Entries from a dataset:
_ _ _
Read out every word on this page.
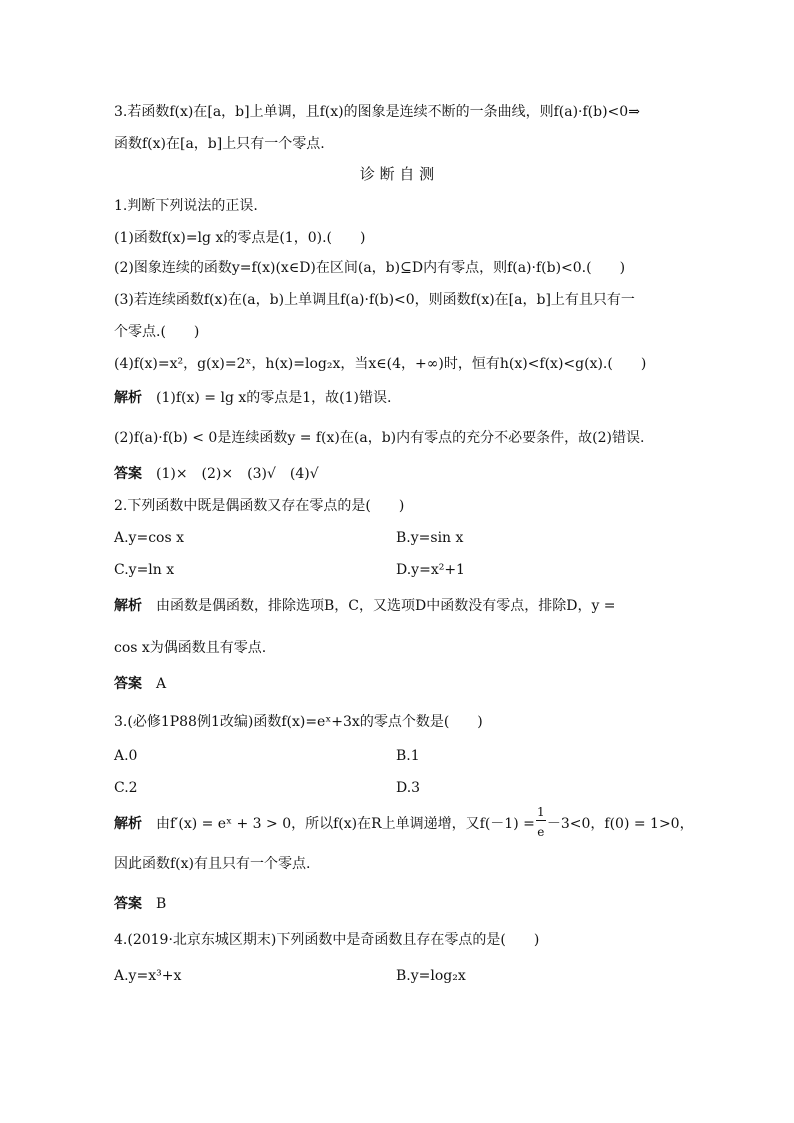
3.若函数f(x)在[a，b]上单调，且f(x)的图象是连续不断的一条曲线，则f(a)·f(b)<0⇒
函数f(x)在[a，b]上只有一个零点.
诊 断 自 测
1.判断下列说法的正误.
(1)函数f(x)=lg x的零点是(1，0).(　　)
(2)图象连续的函数y=f(x)(x∈D)在区间(a，b)⊆D内有零点，则f(a)·f(b)<0.(　　)
(3)若连续函数f(x)在(a，b)上单调且f(a)·f(b)<0，则函数f(x)在[a，b]上有且只有一
个零点.(　　)
(4)f(x)=x²，g(x)=2ˣ，h(x)=log₂x，当x∈(4，+∞)时，恒有h(x)<f(x)<g(x).(　　)
解析 (1)f(x) = lg x的零点是1，故(1)错误.
(2)f(a)·f(b) < 0是连续函数y = f(x)在(a，b)内有零点的充分不必要条件，故(2)错误.
答案 (1)×　(2)×　(3)√　(4)√
2.下列函数中既是偶函数又存在零点的是(　　)
A.y=cos x	B.y=sin x
C.y=ln x	D.y=x²+1
解析 由函数是偶函数，排除选项B，C，又选项D中函数没有零点，排除D，y =
cos x为偶函数且有零点.
答案 A
3.(必修1P88例1改编)函数f(x)=eˣ+3x的零点个数是(　　)
A.0	B.1
C.2	D.3
解析 由f′(x) = eˣ + 3 > 0，所以f(x)在R上单调递增，又$f(-1) = \frac{1}{e} -3<0$，f(0) = 1>0，
因此函数f(x)有且只有一个零点.
答案 B
4.(2019·北京东城区期末)下列函数中是奇函数且存在零点的是(　　)
A.y=x³+x	B.y=log₂x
_ _ _
- REQUIRED WORK -
Restate the data above word for word. Do not include the images.

- RESULT OF THIS EXERCISE -
Read out every word on this page.
3.若函数f(x)在[a，b]上单调，且f(x)的图象是连续不断的一条曲线，则f(a)·f(b)<0⇒
函数f(x)在[a，b]上只有一个零点.
诊 断 自 测
1.判断下列说法的正误.
(1)函数f(x)=lg x的零点是(1，0).(　　)
(2)图象连续的函数y=f(x)(x∈D)在区间(a，b)⊆D内有零点，则f(a)·f(b)<0.(　　)
(3)若连续函数f(x)在(a，b)上单调且f(a)·f(b)<0，则函数f(x)在[a，b]上有且只有一
个零点.(　　)
(4)f(x)=x²，g(x)=2ˣ，h(x)=log₂x，当x∈(4，+∞)时，恒有h(x)<f(x)<g(x).(　　)
解析 (1)f(x) = lg x的零点是1，故(1)错误.
(2)f(a)·f(b) < 0是连续函数y = f(x)在(a，b)内有零点的充分不必要条件，故(2)错误.
答案 (1)×　(2)×　(3)√　(4)√
2.下列函数中既是偶函数又存在零点的是(　　)
A.y=cos x	B.y=sin x
C.y=ln x	D.y=x²+1
解析 由函数是偶函数，排除选项B，C，又选项D中函数没有零点，排除D，y =
cos x为偶函数且有零点.
答案 A
3.(必修1P88例1改编)函数f(x)=eˣ+3x的零点个数是(　　)
A.0	B.1
C.2	D.3
解析 由f′(x) = eˣ + 3 > 0，所以f(x)在R上单调递增，又$f(-1) = \frac{1}{e} -3<0$，f(0) = 1>0，
因此函数f(x)有且只有一个零点.
答案 B
4.(2019·北京东城区期末)下列函数中是奇函数且存在零点的是(　　)
A.y=x³+x	B.y=log₂x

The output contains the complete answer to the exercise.